**RECORDS FOR PROCESSING**

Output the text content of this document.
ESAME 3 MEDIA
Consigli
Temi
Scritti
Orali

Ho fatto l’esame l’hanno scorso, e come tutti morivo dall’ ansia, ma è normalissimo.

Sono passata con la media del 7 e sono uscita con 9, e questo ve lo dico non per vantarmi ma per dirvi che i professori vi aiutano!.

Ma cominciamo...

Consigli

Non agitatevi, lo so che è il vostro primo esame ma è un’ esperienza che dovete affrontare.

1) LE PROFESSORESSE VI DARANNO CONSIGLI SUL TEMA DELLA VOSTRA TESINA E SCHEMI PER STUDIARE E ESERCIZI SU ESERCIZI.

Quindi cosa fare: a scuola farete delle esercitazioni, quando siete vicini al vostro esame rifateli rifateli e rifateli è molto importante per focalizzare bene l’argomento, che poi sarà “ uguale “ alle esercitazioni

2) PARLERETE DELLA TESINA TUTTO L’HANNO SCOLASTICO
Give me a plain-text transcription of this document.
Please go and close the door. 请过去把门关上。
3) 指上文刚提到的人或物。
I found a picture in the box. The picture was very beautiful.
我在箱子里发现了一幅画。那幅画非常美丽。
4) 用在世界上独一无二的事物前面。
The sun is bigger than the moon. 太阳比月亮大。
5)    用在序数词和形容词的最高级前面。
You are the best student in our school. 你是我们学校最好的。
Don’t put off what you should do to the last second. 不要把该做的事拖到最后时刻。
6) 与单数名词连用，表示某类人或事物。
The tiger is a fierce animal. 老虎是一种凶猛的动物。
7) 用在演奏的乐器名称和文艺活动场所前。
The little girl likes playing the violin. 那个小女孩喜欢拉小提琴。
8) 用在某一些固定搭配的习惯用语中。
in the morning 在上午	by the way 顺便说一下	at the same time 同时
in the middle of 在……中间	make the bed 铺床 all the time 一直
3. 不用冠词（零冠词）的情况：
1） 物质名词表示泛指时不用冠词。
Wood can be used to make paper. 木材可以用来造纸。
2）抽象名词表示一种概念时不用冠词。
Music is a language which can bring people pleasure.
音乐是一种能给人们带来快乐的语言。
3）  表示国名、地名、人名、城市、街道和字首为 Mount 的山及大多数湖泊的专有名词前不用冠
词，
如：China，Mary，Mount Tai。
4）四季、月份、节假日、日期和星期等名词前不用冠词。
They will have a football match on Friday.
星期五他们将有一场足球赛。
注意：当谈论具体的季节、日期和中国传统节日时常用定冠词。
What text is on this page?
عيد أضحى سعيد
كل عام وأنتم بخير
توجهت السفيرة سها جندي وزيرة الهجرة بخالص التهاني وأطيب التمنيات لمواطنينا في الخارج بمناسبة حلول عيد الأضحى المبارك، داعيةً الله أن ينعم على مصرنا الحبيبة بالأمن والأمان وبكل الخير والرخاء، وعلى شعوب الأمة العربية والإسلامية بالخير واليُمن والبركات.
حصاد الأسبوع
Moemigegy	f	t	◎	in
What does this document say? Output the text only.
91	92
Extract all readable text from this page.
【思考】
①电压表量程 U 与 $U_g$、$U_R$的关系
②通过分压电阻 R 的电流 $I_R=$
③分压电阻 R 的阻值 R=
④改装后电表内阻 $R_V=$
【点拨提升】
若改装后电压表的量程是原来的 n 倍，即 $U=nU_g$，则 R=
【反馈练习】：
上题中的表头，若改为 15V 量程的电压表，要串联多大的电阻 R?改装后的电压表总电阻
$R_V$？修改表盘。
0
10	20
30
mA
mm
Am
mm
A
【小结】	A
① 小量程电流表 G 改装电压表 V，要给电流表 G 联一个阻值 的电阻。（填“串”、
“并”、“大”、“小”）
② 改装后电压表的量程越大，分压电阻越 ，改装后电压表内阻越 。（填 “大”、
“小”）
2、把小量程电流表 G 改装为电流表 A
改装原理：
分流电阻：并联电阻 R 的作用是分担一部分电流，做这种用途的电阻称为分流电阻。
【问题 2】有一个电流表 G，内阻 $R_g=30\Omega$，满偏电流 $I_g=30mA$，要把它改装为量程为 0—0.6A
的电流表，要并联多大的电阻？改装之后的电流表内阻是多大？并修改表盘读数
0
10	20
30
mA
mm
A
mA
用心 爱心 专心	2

**SHORT TASK**
Every entry should be printed again exactly as written.

**COMPLETED TASK**
Output the text content of this document.
ESAME 3 MEDIA
Consigli
Temi
Scritti
Orali

Ho fatto l’esame l’hanno scorso, e come tutti morivo dall’ ansia, ma è normalissimo.

Sono passata con la media del 7 e sono uscita con 9, e questo ve lo dico non per vantarmi ma per dirvi che i professori vi aiutano!.

Ma cominciamo...

Consigli

Non agitatevi, lo so che è il vostro primo esame ma è un’ esperienza che dovete affrontare.

1) LE PROFESSORESSE VI DARANNO CONSIGLI SUL TEMA DELLA VOSTRA TESINA E SCHEMI PER STUDIARE E ESERCIZI SU ESERCIZI.

Quindi cosa fare: a scuola farete delle esercitazioni, quando siete vicini al vostro esame rifateli rifateli e rifateli è molto importante per focalizzare bene l’argomento, che poi sarà “ uguale “ alle esercitazioni

2) PARLERETE DELLA TESINA TUTTO L’HANNO SCOLASTICO
Give me a plain-text transcription of this document.
Please go and close the door. 请过去把门关上。
3) 指上文刚提到的人或物。
I found a picture in the box. The picture was very beautiful.
我在箱子里发现了一幅画。那幅画非常美丽。
4) 用在世界上独一无二的事物前面。
The sun is bigger than the moon. 太阳比月亮大。
5)    用在序数词和形容词的最高级前面。
You are the best student in our school. 你是我们学校最好的。
Don’t put off what you should do to the last second. 不要把该做的事拖到最后时刻。
6) 与单数名词连用，表示某类人或事物。
The tiger is a fierce animal. 老虎是一种凶猛的动物。
7) 用在演奏的乐器名称和文艺活动场所前。
The little girl likes playing the violin. 那个小女孩喜欢拉小提琴。
8) 用在某一些固定搭配的习惯用语中。
in the morning 在上午	by the way 顺便说一下	at the same time 同时
in the middle of 在……中间	make the bed 铺床 all the time 一直
3. 不用冠词（零冠词）的情况：
1） 物质名词表示泛指时不用冠词。
Wood can be used to make paper. 木材可以用来造纸。
2）抽象名词表示一种概念时不用冠词。
Music is a language which can bring people pleasure.
音乐是一种能给人们带来快乐的语言。
3）  表示国名、地名、人名、城市、街道和字首为 Mount 的山及大多数湖泊的专有名词前不用冠
词，
如：China，Mary，Mount Tai。
4）四季、月份、节假日、日期和星期等名词前不用冠词。
They will have a football match on Friday.
星期五他们将有一场足球赛。
注意：当谈论具体的季节、日期和中国传统节日时常用定冠词。
What text is on this page?
عيد أضحى سعيد
كل عام وأنتم بخير
توجهت السفيرة سها جندي وزيرة الهجرة بخالص التهاني وأطيب التمنيات لمواطنينا في الخارج بمناسبة حلول عيد الأضحى المبارك، داعيةً الله أن ينعم على مصرنا الحبيبة بالأمن والأمان وبكل الخير والرخاء، وعلى شعوب الأمة العربية والإسلامية بالخير واليُمن والبركات.
حصاد الأسبوع
Moemigegy	f	t	◎	in
What does this document say? Output the text only.
91	92
Extract all readable text from this page.
【思考】
①电压表量程 U 与 $U_g$、$U_R$的关系
②通过分压电阻 R 的电流 $I_R=$
③分压电阻 R 的阻值 R=
④改装后电表内阻 $R_V=$
【点拨提升】
若改装后电压表的量程是原来的 n 倍，即 $U=nU_g$，则 R=
【反馈练习】：
上题中的表头，若改为 15V 量程的电压表，要串联多大的电阻 R?改装后的电压表总电阻
$R_V$？修改表盘。
0
10	20
30
mA
mm
Am
mm
A
【小结】	A
① 小量程电流表 G 改装电压表 V，要给电流表 G 联一个阻值 的电阻。（填“串”、
“并”、“大”、“小”）
② 改装后电压表的量程越大，分压电阻越 ，改装后电压表内阻越 。（填 “大”、
“小”）
2、把小量程电流表 G 改装为电流表 A
改装原理：
分流电阻：并联电阻 R 的作用是分担一部分电流，做这种用途的电阻称为分流电阻。
【问题 2】有一个电流表 G，内阻 $R_g=30\Omega$，满偏电流 $I_g=30mA$，要把它改装为量程为 0—0.6A
的电流表，要并联多大的电阻？改装之后的电流表内阻是多大？并修改表盘读数
0
10	20
30
mA
mm
A
mA
用心 爱心 专心	2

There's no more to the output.